**Recorded information:**
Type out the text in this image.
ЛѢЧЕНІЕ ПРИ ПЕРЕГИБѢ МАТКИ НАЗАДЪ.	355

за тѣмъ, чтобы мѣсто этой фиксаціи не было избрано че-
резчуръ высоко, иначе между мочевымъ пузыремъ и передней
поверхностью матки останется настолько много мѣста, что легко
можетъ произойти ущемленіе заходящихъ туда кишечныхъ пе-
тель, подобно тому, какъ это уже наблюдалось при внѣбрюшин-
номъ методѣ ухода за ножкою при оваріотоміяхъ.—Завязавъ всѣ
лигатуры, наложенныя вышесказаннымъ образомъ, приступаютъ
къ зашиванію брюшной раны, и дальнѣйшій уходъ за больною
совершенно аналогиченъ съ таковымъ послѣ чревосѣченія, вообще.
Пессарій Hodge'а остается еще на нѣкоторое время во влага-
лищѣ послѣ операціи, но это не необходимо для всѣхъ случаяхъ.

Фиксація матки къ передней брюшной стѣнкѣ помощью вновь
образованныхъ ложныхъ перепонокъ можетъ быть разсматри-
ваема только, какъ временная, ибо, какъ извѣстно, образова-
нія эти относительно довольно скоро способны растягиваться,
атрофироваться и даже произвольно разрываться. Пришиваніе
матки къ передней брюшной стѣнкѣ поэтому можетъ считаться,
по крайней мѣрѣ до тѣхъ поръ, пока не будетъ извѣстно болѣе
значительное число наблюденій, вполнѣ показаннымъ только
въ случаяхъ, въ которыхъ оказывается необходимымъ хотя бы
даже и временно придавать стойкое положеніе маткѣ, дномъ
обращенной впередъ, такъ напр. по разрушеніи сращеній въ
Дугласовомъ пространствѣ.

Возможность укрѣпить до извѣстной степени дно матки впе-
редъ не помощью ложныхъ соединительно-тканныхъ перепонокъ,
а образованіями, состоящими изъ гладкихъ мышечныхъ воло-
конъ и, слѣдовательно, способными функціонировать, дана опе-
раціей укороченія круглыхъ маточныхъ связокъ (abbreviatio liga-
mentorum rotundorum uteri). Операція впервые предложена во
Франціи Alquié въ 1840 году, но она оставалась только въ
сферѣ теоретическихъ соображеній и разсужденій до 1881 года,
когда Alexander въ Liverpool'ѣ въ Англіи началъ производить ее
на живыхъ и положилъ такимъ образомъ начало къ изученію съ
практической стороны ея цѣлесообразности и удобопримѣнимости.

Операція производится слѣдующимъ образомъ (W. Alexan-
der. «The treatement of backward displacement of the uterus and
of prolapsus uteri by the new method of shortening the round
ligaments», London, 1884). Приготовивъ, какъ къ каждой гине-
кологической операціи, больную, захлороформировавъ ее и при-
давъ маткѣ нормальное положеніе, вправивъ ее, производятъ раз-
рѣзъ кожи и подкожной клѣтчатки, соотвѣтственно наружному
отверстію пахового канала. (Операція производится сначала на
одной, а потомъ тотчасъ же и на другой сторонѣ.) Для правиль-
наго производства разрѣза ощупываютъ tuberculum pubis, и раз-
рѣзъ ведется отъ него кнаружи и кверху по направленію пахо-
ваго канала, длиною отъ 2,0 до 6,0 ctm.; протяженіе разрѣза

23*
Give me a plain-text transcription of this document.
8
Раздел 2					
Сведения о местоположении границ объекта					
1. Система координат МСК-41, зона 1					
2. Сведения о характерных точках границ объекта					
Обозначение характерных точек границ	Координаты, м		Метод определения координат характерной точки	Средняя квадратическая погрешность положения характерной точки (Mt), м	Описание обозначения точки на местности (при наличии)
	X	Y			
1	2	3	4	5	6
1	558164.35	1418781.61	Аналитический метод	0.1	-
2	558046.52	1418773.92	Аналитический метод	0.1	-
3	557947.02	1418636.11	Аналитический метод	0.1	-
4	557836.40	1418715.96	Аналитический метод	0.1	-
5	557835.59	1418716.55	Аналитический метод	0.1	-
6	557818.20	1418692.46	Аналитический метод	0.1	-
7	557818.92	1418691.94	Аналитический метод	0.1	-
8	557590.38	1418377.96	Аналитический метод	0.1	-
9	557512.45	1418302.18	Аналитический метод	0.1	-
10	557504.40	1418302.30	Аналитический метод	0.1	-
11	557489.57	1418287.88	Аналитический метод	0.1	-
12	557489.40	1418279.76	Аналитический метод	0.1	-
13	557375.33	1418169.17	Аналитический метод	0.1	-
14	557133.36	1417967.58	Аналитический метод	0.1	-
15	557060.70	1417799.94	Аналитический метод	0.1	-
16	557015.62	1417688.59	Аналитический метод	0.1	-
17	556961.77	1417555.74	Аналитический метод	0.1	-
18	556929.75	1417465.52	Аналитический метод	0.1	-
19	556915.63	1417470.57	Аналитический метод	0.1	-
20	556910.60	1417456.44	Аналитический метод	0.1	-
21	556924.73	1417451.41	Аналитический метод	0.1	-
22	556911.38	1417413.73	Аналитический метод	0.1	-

**What you should do:**
Transcribe all the entries, keeping each one exactly as it is.

**The solution:**
Type out the text in this image.
ЛѢЧЕНІЕ ПРИ ПЕРЕГИБѢ МАТКИ НАЗАДЪ.	355

за тѣмъ, чтобы мѣсто этой фиксаціи не было избрано че-
резчуръ высоко, иначе между мочевымъ пузыремъ и передней
поверхностью матки останется настолько много мѣста, что легко
можетъ произойти ущемленіе заходящихъ туда кишечныхъ пе-
тель, подобно тому, какъ это уже наблюдалось при внѣбрюшин-
номъ методѣ ухода за ножкою при оваріотоміяхъ.—Завязавъ всѣ
лигатуры, наложенныя вышесказаннымъ образомъ, приступаютъ
къ зашиванію брюшной раны, и дальнѣйшій уходъ за больною
совершенно аналогиченъ съ таковымъ послѣ чревосѣченія, вообще.
Пессарій Hodge'а остается еще на нѣкоторое время во влага-
лищѣ послѣ операціи, но это не необходимо для всѣхъ случаяхъ.

Фиксація матки къ передней брюшной стѣнкѣ помощью вновь
образованныхъ ложныхъ перепонокъ можетъ быть разсматри-
ваема только, какъ временная, ибо, какъ извѣстно, образова-
нія эти относительно довольно скоро способны растягиваться,
атрофироваться и даже произвольно разрываться. Пришиваніе
матки къ передней брюшной стѣнкѣ поэтому можетъ считаться,
по крайней мѣрѣ до тѣхъ поръ, пока не будетъ извѣстно болѣе
значительное число наблюденій, вполнѣ показаннымъ только
въ случаяхъ, въ которыхъ оказывается необходимымъ хотя бы
даже и временно придавать стойкое положеніе маткѣ, дномъ
обращенной впередъ, такъ напр. по разрушеніи сращеній въ
Дугласовомъ пространствѣ.

Возможность укрѣпить до извѣстной степени дно матки впе-
редъ не помощью ложныхъ соединительно-тканныхъ перепонокъ,
а образованіями, состоящими изъ гладкихъ мышечныхъ воло-
конъ и, слѣдовательно, способными функціонировать, дана опе-
раціей укороченія круглыхъ маточныхъ связокъ (abbreviatio liga-
mentorum rotundorum uteri). Операція впервые предложена во
Франціи Alquié въ 1840 году, но она оставалась только въ
сферѣ теоретическихъ соображеній и разсужденій до 1881 года,
когда Alexander въ Liverpool'ѣ въ Англіи началъ производить ее
на живыхъ и положилъ такимъ образомъ начало къ изученію съ
практической стороны ея цѣлесообразности и удобопримѣнимости.

Операція производится слѣдующимъ образомъ (W. Alexan-
der. «The treatement of backward displacement of the uterus and
of prolapsus uteri by the new method of shortening the round
ligaments», London, 1884). Приготовивъ, какъ къ каждой гине-
кологической операціи, больную, захлороформировавъ ее и при-
давъ маткѣ нормальное положеніе, вправивъ ее, производятъ раз-
рѣзъ кожи и подкожной клѣтчатки, соотвѣтственно наружному
отверстію пахового канала. (Операція производится сначала на
одной, а потомъ тотчасъ же и на другой сторонѣ.) Для правиль-
наго производства разрѣза ощупываютъ tuberculum pubis, и раз-
рѣзъ ведется отъ него кнаружи и кверху по направленію пахо-
ваго канала, длиною отъ 2,0 до 6,0 ctm.; протяженіе разрѣза

23*
Give me a plain-text transcription of this document.
8
Раздел 2					
Сведения о местоположении границ объекта					
1. Система координат МСК-41, зона 1					
2. Сведения о характерных точках границ объекта					
Обозначение характерных точек границ	Координаты, м		Метод определения координат характерной точки	Средняя квадратическая погрешность положения характерной точки (Mt), м	Описание обозначения точки на местности (при наличии)
	X	Y			
1	2	3	4	5	6
1	558164.35	1418781.61	Аналитический метод	0.1	-
2	558046.52	1418773.92	Аналитический метод	0.1	-
3	557947.02	1418636.11	Аналитический метод	0.1	-
4	557836.40	1418715.96	Аналитический метод	0.1	-
5	557835.59	1418716.55	Аналитический метод	0.1	-
6	557818.20	1418692.46	Аналитический метод	0.1	-
7	557818.92	1418691.94	Аналитический метод	0.1	-
8	557590.38	1418377.96	Аналитический метод	0.1	-
9	557512.45	1418302.18	Аналитический метод	0.1	-
10	557504.40	1418302.30	Аналитический метод	0.1	-
11	557489.57	1418287.88	Аналитический метод	0.1	-
12	557489.40	1418279.76	Аналитический метод	0.1	-
13	557375.33	1418169.17	Аналитический метод	0.1	-
14	557133.36	1417967.58	Аналитический метод	0.1	-
15	557060.70	1417799.94	Аналитический метод	0.1	-
16	557015.62	1417688.59	Аналитический метод	0.1	-
17	556961.77	1417555.74	Аналитический метод	0.1	-
18	556929.75	1417465.52	Аналитический метод	0.1	-
19	556915.63	1417470.57	Аналитический метод	0.1	-
20	556910.60	1417456.44	Аналитический метод	0.1	-
21	556924.73	1417451.41	Аналитический метод	0.1	-
22	556911.38	1417413.73	Аналитический метод	0.1	-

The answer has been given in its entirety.